[Lines of data]
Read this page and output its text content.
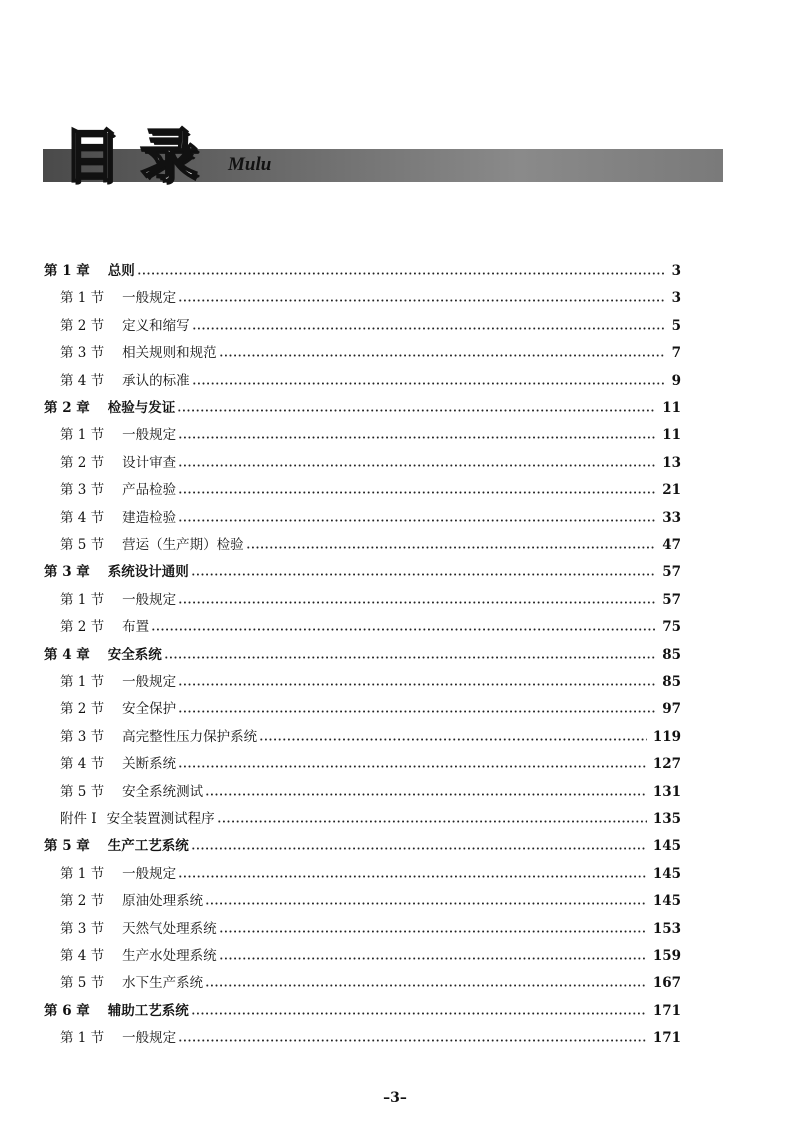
目 录 Mulu
第 1 章 总则	3
第 1 节 一般规定	3
第 2 节 定义和缩写	5
第 3 节 相关规则和规范	7
第 4 节 承认的标准	9
第 2 章 检验与发证	11
第 1 节 一般规定	11
第 2 节 设计审查	13
第 3 节 产品检验	21
第 4 节 建造检验	33
第 5 节 营运（生产期）检验	47
第 3 章 系统设计通则	57
第 1 节 一般规定	57
第 2 节 布置	75
第 4 章 安全系统	85
第 1 节 一般规定	85
第 2 节 安全保护	97
第 3 节 高完整性压力保护系统	119
第 4 节 关断系统	127
第 5 节 安全系统测试	131
附件 I 安全装置测试程序	135
第 5 章 生产工艺系统	145
第 1 节 一般规定	145
第 2 节 原油处理系统	145
第 3 节 天然气处理系统	153
第 4 节 生产水处理系统	159
第 5 节 水下生产系统	167
第 6 章 辅助工艺系统	171
第 1 节 一般规定	171
–3–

• **What you are asked to do**
Each line in the records above should be reproduced exactly; images are not copied.

• **Completed task**
Read this page and output its text content.
目 录 Mulu
第 1 章 总则	3
第 1 节 一般规定	3
第 2 节 定义和缩写	5
第 3 节 相关规则和规范	7
第 4 节 承认的标准	9
第 2 章 检验与发证	11
第 1 节 一般规定	11
第 2 节 设计审查	13
第 3 节 产品检验	21
第 4 节 建造检验	33
第 5 节 营运（生产期）检验	47
第 3 章 系统设计通则	57
第 1 节 一般规定	57
第 2 节 布置	75
第 4 章 安全系统	85
第 1 节 一般规定	85
第 2 节 安全保护	97
第 3 节 高完整性压力保护系统	119
第 4 节 关断系统	127
第 5 节 安全系统测试	131
附件 I 安全装置测试程序	135
第 5 章 生产工艺系统	145
第 1 节 一般规定	145
第 2 节 原油处理系统	145
第 3 节 天然气处理系统	153
第 4 节 生产水处理系统	159
第 5 节 水下生产系统	167
第 6 章 辅助工艺系统	171
第 1 节 一般规定	171
–3–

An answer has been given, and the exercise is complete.